[begin GIVEN INFORMATION]

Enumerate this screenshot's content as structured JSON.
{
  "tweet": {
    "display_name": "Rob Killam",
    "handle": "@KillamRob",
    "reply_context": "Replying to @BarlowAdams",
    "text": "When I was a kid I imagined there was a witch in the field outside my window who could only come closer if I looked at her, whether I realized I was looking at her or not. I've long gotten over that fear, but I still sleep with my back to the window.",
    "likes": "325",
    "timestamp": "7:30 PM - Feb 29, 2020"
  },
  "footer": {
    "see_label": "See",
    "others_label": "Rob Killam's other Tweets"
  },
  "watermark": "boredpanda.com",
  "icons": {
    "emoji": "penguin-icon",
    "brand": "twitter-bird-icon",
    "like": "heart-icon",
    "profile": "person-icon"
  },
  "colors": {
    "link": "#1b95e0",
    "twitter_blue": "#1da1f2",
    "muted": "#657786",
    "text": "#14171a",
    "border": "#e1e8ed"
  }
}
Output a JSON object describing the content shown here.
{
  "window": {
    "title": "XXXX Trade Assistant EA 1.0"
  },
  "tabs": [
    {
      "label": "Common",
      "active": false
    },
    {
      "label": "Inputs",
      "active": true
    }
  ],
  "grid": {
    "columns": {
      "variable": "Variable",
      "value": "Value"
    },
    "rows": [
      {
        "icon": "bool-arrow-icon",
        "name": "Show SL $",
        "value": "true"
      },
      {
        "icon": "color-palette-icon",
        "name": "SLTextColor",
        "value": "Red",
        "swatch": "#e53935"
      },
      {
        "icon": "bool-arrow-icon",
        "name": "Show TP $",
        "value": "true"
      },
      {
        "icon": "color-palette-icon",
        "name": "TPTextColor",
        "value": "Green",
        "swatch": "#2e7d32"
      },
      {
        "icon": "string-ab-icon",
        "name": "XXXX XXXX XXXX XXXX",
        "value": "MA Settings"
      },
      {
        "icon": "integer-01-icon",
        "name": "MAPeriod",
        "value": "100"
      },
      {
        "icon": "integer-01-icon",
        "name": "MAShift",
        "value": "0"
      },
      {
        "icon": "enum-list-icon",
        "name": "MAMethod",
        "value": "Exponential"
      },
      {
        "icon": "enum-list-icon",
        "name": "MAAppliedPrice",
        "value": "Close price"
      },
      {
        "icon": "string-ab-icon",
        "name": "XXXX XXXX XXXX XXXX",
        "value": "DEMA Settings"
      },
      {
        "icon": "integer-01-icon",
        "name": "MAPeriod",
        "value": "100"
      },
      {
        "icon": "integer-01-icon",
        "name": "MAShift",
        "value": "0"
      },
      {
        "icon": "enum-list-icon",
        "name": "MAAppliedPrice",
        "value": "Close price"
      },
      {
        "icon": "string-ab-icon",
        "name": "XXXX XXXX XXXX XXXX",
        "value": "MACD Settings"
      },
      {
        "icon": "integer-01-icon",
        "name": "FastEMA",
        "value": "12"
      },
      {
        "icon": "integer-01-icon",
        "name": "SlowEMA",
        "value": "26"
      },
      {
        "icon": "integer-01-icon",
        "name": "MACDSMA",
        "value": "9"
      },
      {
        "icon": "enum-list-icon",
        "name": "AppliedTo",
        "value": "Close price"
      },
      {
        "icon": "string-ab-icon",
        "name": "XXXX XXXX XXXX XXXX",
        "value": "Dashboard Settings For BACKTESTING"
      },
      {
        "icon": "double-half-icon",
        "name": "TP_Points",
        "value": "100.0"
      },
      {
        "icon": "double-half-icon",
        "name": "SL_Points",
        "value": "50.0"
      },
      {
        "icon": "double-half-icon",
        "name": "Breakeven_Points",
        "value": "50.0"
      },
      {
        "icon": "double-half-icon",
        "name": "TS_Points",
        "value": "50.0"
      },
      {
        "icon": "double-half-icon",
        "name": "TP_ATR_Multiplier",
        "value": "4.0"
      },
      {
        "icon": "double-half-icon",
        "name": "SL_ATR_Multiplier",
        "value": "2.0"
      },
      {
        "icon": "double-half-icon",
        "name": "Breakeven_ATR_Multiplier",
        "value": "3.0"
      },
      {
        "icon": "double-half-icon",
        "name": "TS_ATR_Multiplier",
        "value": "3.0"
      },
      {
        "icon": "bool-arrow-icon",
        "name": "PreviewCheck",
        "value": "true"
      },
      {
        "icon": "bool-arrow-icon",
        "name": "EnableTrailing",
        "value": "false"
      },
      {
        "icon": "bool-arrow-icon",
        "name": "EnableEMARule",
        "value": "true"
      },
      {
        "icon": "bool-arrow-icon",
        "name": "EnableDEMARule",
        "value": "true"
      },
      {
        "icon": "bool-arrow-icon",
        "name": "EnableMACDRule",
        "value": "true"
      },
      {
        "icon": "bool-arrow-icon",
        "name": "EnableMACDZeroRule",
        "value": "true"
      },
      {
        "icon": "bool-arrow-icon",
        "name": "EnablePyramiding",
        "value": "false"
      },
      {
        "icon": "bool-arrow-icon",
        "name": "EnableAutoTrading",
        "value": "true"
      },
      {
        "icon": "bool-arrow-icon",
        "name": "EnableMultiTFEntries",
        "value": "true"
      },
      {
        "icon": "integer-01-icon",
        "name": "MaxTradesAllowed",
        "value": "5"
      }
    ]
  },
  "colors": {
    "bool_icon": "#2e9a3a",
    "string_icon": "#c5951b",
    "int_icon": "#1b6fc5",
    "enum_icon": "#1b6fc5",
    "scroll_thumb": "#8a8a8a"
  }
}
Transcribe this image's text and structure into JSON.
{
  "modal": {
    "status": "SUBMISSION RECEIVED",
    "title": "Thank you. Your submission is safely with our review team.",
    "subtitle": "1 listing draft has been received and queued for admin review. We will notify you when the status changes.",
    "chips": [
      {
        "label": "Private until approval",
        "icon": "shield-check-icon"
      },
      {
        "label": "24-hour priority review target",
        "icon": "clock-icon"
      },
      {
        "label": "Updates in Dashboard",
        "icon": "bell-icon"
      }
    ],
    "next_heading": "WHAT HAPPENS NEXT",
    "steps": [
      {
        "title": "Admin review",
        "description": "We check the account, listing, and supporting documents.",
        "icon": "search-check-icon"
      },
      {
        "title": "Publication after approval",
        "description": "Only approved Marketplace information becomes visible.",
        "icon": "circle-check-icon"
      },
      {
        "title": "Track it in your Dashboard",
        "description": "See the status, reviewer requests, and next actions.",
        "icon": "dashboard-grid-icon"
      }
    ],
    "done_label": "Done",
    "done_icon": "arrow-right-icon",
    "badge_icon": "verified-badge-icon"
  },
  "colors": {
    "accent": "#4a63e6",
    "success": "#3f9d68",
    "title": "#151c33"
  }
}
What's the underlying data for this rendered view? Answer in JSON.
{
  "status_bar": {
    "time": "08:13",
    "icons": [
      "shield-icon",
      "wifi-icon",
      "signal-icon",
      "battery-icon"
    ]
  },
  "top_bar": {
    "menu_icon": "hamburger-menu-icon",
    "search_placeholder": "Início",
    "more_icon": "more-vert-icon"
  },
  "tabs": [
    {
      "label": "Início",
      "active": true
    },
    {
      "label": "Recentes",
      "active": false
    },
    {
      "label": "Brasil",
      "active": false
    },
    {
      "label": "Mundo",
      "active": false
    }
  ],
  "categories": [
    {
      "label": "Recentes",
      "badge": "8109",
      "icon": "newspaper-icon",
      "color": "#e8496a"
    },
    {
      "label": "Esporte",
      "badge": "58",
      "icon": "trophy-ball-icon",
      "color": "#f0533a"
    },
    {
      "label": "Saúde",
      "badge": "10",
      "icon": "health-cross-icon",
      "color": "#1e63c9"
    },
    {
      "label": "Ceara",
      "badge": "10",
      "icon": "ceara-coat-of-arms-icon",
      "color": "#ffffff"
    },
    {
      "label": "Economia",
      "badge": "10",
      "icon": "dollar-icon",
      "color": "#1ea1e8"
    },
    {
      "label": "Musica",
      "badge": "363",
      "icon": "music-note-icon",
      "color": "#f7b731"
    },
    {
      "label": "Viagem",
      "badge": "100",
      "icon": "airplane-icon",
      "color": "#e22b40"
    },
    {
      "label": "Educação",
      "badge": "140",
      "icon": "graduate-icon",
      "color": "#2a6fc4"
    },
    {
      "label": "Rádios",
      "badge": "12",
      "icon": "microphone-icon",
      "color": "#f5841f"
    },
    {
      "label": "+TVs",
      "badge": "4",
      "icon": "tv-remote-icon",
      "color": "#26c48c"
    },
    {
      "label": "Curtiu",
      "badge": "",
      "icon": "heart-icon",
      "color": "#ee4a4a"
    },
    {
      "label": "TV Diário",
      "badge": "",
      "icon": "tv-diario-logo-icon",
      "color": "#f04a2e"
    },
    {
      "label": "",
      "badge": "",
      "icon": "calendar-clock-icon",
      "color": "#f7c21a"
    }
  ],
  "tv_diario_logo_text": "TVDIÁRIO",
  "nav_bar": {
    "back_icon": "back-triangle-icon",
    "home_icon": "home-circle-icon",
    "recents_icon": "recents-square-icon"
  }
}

[end GIVEN INFORMATION]

### TASK TO CARRY OUT
Go through the material and copy out every line with "window" in it.

### FULL RESPONSE
    "text": "When I was a kid I imagined there was a witch in the field outside my window who could only come closer if I looked at her, whether I realized I was looking at her or not. I've long gotten over that fear, but I still sleep with my back to the window.",
  "window": {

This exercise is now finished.